> What the task asks: For each line of the data below that holds "Loss", copy the line.

-------------------------

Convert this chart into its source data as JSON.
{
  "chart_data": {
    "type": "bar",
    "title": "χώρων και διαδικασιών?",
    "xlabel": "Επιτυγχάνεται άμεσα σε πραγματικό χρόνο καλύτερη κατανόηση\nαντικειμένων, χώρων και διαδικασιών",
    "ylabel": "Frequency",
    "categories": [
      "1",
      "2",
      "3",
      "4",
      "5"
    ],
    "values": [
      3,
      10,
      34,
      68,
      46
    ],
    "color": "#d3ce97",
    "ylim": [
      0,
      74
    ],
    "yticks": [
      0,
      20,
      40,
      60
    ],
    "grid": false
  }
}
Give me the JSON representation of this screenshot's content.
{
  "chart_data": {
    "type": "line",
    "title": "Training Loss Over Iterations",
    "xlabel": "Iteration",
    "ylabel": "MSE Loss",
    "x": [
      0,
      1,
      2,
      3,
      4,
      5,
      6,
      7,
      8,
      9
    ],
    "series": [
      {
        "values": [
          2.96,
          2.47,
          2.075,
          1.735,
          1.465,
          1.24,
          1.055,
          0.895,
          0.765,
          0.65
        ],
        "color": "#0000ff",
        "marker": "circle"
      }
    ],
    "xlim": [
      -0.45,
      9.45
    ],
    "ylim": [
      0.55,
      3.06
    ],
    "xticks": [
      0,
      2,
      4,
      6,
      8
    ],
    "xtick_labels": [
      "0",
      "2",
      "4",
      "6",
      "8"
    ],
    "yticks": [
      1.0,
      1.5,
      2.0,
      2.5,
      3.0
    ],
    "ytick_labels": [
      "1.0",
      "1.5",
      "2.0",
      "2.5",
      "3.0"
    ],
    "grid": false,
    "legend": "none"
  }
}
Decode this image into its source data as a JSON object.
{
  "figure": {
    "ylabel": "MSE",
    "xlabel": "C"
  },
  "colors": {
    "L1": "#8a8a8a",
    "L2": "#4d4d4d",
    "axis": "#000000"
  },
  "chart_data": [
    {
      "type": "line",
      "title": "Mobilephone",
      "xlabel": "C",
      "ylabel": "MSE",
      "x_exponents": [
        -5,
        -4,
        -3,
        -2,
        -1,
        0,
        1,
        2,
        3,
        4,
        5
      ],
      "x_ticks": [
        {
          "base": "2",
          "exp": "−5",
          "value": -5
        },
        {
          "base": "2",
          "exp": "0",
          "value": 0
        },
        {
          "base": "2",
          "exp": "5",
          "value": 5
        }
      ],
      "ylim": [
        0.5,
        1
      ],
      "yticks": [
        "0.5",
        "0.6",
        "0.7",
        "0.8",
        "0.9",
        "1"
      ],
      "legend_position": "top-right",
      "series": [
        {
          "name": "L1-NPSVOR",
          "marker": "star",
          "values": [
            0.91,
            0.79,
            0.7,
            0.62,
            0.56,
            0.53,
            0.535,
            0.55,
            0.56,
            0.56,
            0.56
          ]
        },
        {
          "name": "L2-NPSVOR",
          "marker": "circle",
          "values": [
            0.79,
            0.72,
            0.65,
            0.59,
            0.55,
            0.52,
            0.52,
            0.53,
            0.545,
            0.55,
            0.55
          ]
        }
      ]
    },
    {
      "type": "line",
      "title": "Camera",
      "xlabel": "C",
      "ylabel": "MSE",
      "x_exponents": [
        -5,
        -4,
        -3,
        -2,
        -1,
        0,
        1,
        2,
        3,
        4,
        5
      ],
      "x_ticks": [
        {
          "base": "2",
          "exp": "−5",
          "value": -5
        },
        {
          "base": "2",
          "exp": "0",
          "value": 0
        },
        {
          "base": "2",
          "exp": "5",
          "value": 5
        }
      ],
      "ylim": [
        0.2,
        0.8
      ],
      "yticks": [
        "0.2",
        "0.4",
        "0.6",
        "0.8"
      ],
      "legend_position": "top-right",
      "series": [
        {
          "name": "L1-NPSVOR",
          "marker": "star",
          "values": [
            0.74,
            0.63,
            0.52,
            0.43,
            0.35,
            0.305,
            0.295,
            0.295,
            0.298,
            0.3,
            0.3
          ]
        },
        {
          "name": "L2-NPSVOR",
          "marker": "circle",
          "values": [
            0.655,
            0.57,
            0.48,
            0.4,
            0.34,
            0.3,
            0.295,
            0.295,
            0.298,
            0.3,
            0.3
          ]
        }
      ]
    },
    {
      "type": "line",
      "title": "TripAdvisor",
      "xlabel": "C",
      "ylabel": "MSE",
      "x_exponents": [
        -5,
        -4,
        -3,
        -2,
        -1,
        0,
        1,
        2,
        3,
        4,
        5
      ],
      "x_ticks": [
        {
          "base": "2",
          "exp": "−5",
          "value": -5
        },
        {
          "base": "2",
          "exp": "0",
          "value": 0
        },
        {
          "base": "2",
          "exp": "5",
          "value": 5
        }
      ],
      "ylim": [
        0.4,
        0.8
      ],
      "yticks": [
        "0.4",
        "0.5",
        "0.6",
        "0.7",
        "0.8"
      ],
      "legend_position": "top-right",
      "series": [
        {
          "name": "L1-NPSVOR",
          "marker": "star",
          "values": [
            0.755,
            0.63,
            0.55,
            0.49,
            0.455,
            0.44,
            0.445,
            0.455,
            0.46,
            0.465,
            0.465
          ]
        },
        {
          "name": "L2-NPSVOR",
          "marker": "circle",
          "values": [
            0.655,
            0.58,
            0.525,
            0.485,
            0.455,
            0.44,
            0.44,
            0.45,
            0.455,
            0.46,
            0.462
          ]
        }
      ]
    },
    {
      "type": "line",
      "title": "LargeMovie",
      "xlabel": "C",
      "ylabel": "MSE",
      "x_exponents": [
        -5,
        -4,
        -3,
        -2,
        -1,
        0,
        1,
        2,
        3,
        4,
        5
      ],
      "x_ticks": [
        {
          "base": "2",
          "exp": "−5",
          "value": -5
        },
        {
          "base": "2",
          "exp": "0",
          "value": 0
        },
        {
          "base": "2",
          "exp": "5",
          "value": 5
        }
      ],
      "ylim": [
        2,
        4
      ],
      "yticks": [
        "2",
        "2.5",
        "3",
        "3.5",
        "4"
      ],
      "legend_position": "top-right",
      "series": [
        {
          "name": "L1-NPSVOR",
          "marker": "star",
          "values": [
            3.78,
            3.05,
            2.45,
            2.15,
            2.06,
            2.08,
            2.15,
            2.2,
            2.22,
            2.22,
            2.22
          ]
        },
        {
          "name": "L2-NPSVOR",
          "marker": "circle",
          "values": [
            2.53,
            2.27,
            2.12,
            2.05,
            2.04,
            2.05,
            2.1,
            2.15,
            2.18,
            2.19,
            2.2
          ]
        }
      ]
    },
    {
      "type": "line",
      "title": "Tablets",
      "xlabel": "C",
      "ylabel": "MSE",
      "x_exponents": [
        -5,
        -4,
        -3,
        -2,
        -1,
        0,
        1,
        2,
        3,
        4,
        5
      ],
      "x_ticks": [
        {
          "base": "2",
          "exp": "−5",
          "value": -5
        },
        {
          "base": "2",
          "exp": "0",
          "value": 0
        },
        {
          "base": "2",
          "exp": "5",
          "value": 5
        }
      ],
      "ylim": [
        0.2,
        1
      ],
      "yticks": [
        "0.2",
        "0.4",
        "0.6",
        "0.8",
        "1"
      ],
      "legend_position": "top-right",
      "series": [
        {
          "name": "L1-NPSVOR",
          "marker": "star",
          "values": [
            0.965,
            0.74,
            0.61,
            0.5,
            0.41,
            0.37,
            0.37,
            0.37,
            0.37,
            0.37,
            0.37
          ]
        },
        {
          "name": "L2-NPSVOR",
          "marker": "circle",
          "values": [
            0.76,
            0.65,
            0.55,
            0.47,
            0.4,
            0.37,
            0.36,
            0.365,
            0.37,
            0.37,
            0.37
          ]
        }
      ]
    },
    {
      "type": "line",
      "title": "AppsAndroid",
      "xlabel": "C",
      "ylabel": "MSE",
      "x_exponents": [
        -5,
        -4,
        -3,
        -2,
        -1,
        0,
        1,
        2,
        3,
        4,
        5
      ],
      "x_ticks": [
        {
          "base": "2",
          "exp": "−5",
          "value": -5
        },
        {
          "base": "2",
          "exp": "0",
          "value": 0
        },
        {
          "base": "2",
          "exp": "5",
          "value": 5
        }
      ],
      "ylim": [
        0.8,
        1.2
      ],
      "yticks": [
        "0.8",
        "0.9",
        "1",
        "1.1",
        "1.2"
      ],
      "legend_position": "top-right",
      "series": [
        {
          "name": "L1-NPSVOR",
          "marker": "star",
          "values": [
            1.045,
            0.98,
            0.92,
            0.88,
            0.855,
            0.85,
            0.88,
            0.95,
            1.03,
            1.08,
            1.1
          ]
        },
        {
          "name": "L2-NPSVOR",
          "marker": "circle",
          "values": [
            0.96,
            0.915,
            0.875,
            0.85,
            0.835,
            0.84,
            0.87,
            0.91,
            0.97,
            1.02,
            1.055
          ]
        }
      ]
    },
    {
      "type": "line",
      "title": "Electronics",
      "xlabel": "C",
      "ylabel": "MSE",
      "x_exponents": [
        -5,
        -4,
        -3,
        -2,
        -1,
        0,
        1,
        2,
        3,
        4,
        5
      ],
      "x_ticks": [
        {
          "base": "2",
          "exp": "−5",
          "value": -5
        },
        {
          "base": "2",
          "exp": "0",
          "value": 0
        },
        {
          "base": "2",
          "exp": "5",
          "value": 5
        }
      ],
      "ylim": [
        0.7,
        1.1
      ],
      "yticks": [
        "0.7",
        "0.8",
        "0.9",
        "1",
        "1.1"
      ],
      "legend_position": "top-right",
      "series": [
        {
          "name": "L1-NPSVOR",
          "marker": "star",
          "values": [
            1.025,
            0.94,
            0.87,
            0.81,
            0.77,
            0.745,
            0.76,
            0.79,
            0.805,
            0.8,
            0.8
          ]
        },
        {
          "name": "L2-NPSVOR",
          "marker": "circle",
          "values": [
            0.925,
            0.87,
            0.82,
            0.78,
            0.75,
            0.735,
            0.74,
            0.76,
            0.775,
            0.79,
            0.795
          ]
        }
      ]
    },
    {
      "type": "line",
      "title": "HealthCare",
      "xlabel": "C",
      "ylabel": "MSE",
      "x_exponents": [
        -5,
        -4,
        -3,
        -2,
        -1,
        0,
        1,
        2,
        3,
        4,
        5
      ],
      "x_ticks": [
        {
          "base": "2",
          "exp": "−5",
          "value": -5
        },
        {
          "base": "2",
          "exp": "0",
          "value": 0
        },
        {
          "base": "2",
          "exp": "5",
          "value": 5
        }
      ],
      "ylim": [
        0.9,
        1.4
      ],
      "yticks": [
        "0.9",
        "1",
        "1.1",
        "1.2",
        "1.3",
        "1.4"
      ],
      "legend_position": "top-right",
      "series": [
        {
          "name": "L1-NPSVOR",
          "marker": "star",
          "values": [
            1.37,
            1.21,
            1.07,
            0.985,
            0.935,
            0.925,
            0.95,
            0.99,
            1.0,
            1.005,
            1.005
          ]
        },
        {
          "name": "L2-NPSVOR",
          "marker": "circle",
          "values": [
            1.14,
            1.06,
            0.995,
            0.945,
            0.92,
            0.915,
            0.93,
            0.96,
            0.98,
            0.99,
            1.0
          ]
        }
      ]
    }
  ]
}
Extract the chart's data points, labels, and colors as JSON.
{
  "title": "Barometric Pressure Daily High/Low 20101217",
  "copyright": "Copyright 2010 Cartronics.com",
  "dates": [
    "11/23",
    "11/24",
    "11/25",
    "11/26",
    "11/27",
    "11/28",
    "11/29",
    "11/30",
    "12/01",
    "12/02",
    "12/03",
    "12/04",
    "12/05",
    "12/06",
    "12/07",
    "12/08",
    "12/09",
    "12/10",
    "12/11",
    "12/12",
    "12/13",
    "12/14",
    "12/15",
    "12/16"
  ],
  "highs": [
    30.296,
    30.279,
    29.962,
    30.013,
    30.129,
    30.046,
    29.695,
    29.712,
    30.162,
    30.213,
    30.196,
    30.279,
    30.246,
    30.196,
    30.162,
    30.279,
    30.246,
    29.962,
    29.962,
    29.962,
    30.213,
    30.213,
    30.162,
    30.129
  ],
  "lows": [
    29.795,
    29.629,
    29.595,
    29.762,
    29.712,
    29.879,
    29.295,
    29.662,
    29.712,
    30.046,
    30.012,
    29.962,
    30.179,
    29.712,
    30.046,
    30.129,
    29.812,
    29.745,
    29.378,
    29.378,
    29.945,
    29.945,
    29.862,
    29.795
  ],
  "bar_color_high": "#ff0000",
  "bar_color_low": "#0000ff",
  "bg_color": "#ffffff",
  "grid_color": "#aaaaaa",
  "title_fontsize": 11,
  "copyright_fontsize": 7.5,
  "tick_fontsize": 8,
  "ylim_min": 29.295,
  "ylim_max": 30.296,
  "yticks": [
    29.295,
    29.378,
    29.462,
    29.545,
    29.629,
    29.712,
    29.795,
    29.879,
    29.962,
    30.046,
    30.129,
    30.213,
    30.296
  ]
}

-------------------------

> Response:
    "title": "Training Loss Over Iterations",
    "ylabel": "MSE Loss",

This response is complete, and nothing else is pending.